▶ _Task description_
Return each line containing the string "name".

▶ _Data listing_

• • • • • • •

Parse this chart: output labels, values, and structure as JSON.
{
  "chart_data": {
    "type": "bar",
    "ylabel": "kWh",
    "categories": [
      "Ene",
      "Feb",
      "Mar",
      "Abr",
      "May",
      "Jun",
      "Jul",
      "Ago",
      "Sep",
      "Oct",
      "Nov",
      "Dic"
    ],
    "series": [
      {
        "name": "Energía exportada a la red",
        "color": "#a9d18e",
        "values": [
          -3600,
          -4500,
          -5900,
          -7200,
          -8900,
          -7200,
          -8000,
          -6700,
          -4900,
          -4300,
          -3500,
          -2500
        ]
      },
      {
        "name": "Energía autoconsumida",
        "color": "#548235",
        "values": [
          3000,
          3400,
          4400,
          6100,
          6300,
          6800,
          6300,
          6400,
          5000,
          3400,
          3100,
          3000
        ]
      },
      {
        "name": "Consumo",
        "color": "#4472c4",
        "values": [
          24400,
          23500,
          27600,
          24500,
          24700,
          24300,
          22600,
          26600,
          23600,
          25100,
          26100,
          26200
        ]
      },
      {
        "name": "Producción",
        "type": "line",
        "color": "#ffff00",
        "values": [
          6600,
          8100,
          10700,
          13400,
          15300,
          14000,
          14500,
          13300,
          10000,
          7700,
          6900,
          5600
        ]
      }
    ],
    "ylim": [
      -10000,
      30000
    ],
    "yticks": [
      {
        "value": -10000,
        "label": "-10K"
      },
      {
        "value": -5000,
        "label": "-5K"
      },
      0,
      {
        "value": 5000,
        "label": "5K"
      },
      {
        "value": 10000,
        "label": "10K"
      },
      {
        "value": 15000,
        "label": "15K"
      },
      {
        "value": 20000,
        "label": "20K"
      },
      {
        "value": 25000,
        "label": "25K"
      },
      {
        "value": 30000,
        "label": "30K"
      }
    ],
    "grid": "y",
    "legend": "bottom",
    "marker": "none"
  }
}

• • • • • • •

▶ _Answer to the task_
        "name": "Energía exportada a la red",
        "name": "Energía autoconsumida",
        "name": "Consumo",
        "name": "Producción",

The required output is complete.